> **Selected passage**:
— Start —

Trigonometric Ratio for Compound Angles (Part 1)

Trigonometric Ratio for Compound Angles (Part 1)

The sum or difference of two or more angles is called a compound angle. If A, B and C are any angle then A + B, A - B, A + B + C, A + B - C etc all are compound angles.

1. cos (α - β) = cos α cos β + sin α sin β

2. cos (α+ β) = cos α cos β - sin α sin β

3. sin (α - β) = sin α cos β - cos α sin β

4. sin (α + β) = sin α cos β + cos α sin β

Proof:

1. cos (α - β)

Let’s consider two points on the unit circle. Point P is at an angle α from the positive x-axis with coordinates (cos α, sin α) and point Q is at an angle of β from the positive x-axis with coordinates (cos β, sin β). Note the measure of angle POQ is α − β. Label two more points: A at an angle of (α − β) from the positive x-axis with coordinates (cos(α − β), sin(α − β)); and point B with coordinates (1, 0). Triangle POQ is a rotation of triangle AOB and thus the distance from P to Q is the same as the distance from A to B.

We can find the distance from P to Q using the distance formula.

— End —

Element and region listings:
— Start —

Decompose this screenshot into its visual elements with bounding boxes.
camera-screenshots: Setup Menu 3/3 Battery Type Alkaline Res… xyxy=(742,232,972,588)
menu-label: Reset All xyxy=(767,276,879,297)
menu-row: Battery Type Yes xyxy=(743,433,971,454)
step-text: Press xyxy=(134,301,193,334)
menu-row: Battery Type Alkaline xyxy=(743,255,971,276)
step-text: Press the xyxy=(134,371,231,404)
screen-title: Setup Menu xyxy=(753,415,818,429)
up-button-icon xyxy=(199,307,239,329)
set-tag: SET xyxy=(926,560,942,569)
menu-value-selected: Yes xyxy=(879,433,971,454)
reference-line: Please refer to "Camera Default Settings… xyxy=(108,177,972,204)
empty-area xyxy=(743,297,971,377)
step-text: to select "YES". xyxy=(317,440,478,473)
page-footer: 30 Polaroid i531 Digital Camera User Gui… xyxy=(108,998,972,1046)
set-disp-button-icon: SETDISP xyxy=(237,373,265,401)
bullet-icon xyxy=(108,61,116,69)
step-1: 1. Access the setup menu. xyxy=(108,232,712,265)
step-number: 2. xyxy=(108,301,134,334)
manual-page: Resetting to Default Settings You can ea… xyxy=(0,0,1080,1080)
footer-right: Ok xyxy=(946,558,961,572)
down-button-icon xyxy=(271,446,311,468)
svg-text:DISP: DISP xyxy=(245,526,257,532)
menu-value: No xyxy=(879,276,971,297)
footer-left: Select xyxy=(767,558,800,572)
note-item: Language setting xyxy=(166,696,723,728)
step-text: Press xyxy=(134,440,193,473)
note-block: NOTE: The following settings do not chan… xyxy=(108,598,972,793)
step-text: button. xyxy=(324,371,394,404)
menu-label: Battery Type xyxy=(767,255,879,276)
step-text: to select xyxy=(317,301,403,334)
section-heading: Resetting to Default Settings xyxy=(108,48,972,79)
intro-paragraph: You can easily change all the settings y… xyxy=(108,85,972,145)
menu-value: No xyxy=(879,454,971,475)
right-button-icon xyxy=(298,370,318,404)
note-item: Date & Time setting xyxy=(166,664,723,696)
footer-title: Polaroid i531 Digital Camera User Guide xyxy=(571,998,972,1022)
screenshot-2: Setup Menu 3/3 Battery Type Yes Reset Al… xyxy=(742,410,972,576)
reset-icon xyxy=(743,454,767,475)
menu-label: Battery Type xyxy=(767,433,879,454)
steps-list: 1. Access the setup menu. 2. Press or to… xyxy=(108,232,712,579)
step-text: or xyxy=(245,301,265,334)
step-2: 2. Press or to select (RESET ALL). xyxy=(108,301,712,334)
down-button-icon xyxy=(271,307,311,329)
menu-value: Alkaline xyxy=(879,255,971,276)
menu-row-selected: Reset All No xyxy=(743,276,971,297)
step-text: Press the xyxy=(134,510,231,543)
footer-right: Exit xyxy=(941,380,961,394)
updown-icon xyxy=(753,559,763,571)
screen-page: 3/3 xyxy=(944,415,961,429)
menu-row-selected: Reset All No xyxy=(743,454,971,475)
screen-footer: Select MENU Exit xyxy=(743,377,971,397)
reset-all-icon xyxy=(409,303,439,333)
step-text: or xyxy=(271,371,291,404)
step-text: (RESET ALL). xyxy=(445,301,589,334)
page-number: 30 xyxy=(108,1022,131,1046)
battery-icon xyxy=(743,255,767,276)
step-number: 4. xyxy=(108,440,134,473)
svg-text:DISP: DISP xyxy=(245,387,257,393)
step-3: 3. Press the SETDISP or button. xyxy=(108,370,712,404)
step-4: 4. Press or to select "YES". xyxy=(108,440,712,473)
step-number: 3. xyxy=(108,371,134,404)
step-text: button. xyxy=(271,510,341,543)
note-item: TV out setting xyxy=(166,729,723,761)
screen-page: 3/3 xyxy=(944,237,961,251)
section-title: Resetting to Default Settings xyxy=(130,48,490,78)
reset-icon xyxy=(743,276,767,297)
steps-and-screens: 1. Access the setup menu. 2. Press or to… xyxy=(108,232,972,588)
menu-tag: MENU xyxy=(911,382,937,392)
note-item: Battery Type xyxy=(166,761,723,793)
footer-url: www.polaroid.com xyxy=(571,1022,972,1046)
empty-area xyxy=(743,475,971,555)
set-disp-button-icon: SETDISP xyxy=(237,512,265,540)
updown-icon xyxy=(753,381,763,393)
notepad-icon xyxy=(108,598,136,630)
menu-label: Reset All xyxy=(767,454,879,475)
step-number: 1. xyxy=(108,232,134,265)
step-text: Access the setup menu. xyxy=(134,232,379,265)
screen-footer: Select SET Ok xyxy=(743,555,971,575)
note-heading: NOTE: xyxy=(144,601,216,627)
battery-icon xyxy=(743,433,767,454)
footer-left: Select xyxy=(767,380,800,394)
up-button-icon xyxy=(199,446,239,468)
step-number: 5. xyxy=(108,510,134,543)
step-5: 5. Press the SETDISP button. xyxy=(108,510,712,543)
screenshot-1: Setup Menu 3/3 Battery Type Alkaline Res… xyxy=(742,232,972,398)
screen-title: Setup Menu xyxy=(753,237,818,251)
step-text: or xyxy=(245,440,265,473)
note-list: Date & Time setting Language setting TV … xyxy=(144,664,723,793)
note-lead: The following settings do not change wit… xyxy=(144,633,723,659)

— End —

> **List of tasks**:
1. Say whether each statement below agrees with the passage on compound angles, answering yes or no and quoting the words of the passage that decide it. (a) A compound angle is the sum or difference of two or more angles. (b) In the proof, point B has coordinates (0, 1). (c) Triangle POQ is a reflection of triangle AOB.
2. Carry on the passage on compound angles from its last sentence.

> **Answers by task**:
1.
(a) Yes: "The sum or difference of two or more angles is called a compound angle."
(b) No: "point B with coordinates (1, 0)"
(c) No: "Triangle POQ is a rotation of triangle AOB"

2.
$\begin{aligned} d_{P Q} &=\sqrt{(\cos \alpha-\cos \beta)^{2}+(\sin \alpha-\sin \beta)^{2}} \\ &=\sqrt{\cos ^{2} \alpha-2 \cos \alpha \cos \beta+\cos ^{2} \beta+\sin ^{2} \alpha-2 \sin \alpha \sin \beta+\sin ^{2} \beta} \end{aligned}$

$\begin{array}{l}{=\sqrt{\left(\cos ^{2} \alpha+\sin ^{2} \alpha\right)+\left(\cos ^{2} \beta+\sin ^{2} \beta\right)-2 \cos \alpha \cos \beta-2 \sin \alpha \sin \beta}} \\ {=\sqrt{1+1-2 \cos \alpha \cos \beta-2 \sin \alpha \sin \beta}} \\ {=\sqrt{2-2 \cos \alpha \cos \beta-2 \sin \alpha \sin \beta}}\end{array}$

Similarly, using the distance formula we can find the distance from A to B.

$\begin{aligned} d_{A B} &=\sqrt{(\cos (\alpha-\beta)-1)^{2}+(\sin (\alpha-\beta)-0)^{2}} \\ &=\sqrt{\cos ^{2}(\alpha-\beta)-2 \cos (\alpha-\beta)+1+\sin ^{2}(\alpha-\beta)} \end{aligned}$

$\begin{array}{l}{=\sqrt{\left(\cos ^{2}(\alpha-\beta)+\sin ^{2}(\alpha-\beta)\right)-2 \cos (\alpha-\beta)+1}} \\ {=\sqrt{1-2 \cos (\alpha-\beta)+1}} \\ {=\sqrt{2-2 \cos (\alpha-\beta)}}\end{array}$

Because the two distances are the same, we set them equal to each other and simplify

$\begin{aligned} \sqrt{2-2 \cos \alpha \cos \beta-2 \sin \alpha \sin \beta} &=\sqrt{2-2 \cos (\alpha-\beta)} \\ 2-2 \cos \alpha \cos \beta-2 \sin \alpha \sin \beta &=2-2 \cos (\alpha-\beta) \end{aligned}$

Finally we subtract 2 from both sides and divide both sides by −2

$\cos \alpha \cos \beta+\sin \alpha \sin \beta=\cos (\alpha-\beta)$

2. cos (α + β)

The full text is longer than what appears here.